_Written exercise_. All of the entries must be reproduced exactly, with no images carried over.

_Listing_.
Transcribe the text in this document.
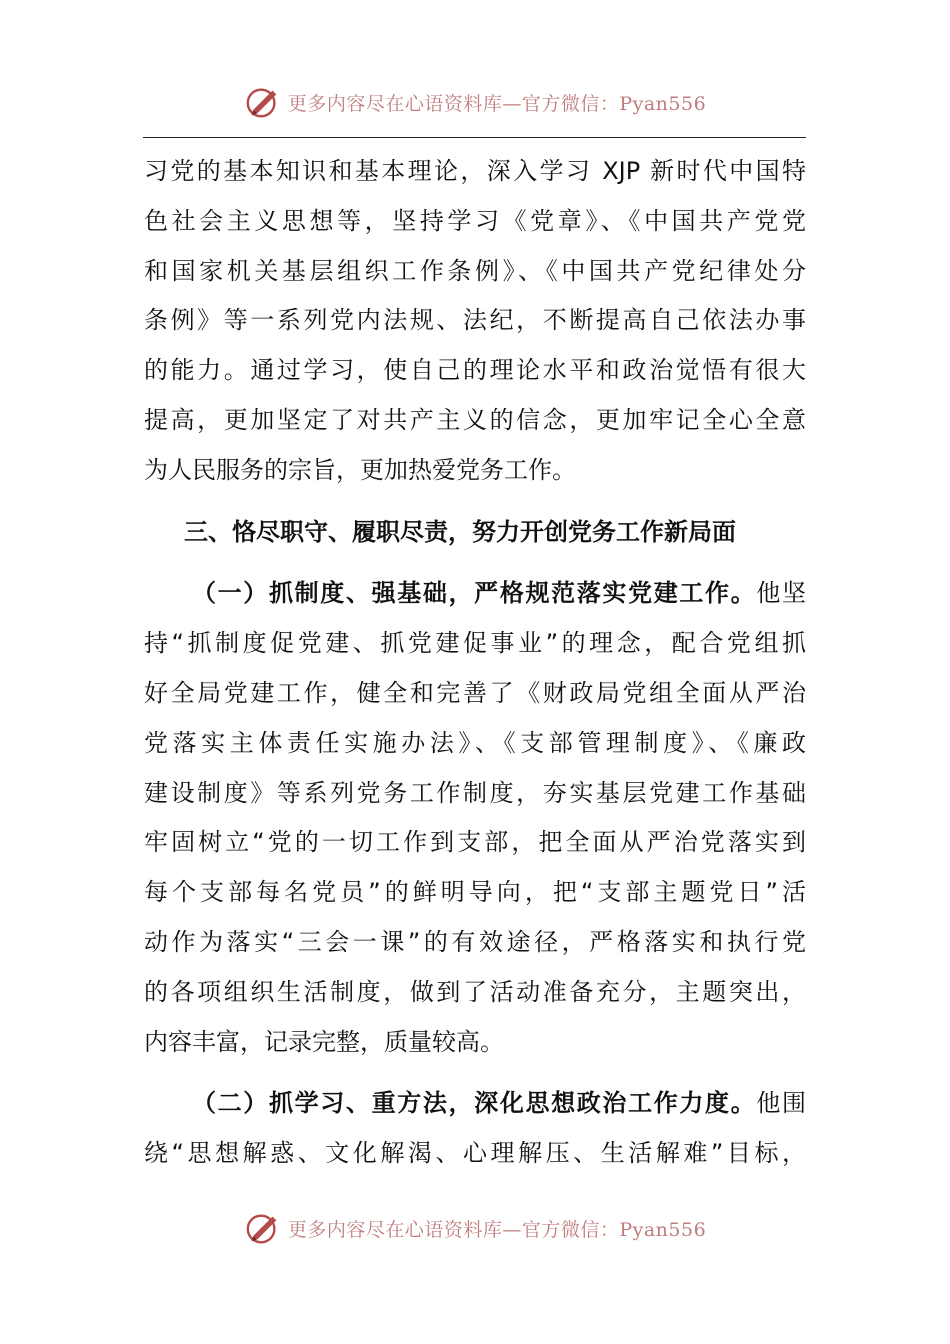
更多内容尽在心语资料库—官方微信：Pyan556
习党的基本知识和基本理论，深入学习 XJP 新时代中国特
色社会主义思想等，坚持学习《党章》、《中国共产党党
和国家机关基层组织工作条例》、《中国共产党纪律处分
条例》等一系列党内法规、法纪，不断提高自己依法办事
的能力。通过学习，使自己的理论水平和政治觉悟有很大
提高，更加坚定了对共产主义的信念，更加牢记全心全意
为人民服务的宗旨，更加热爱党务工作。
三、恪尽职守、履职尽责，努力开创党务工作新局面
（一）抓制度、强基础，严格规范落实党建工作。他坚
持“抓制度促党建、抓党建促事业”的理念，配合党组抓
好全局党建工作，健全和完善了《财政局党组全面从严治
党落实主体责任实施办法》、《支部管理制度》、《廉政
建设制度》等系列党务工作制度，夯实基层党建工作基础
牢固树立“党的一切工作到支部，把全面从严治党落实到
每个支部每名党员”的鲜明导向，把“支部主题党日”活
动作为落实“三会一课”的有效途径，严格落实和执行党
的各项组织生活制度，做到了活动准备充分，主题突出，
内容丰富，记录完整，质量较高。
（二）抓学习、重方法，深化思想政治工作力度。他围
绕“思想解惑、文化解渴、心理解压、生活解难”目标，
更多内容尽在心语资料库—官方微信：Pyan556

_Task result_.
Transcribe the text in this document.
更多内容尽在心语资料库—官方微信：Pyan556
习党的基本知识和基本理论，深入学习 XJP 新时代中国特
色社会主义思想等，坚持学习《党章》、《中国共产党党
和国家机关基层组织工作条例》、《中国共产党纪律处分
条例》等一系列党内法规、法纪，不断提高自己依法办事
的能力。通过学习，使自己的理论水平和政治觉悟有很大
提高，更加坚定了对共产主义的信念，更加牢记全心全意
为人民服务的宗旨，更加热爱党务工作。
三、恪尽职守、履职尽责，努力开创党务工作新局面
（一）抓制度、强基础，严格规范落实党建工作。他坚
持“抓制度促党建、抓党建促事业”的理念，配合党组抓
好全局党建工作，健全和完善了《财政局党组全面从严治
党落实主体责任实施办法》、《支部管理制度》、《廉政
建设制度》等系列党务工作制度，夯实基层党建工作基础
牢固树立“党的一切工作到支部，把全面从严治党落实到
每个支部每名党员”的鲜明导向，把“支部主题党日”活
动作为落实“三会一课”的有效途径，严格落实和执行党
的各项组织生活制度，做到了活动准备充分，主题突出，
内容丰富，记录完整，质量较高。
（二）抓学习、重方法，深化思想政治工作力度。他围
绕“思想解惑、文化解渴、心理解压、生活解难”目标，
更多内容尽在心语资料库—官方微信：Pyan556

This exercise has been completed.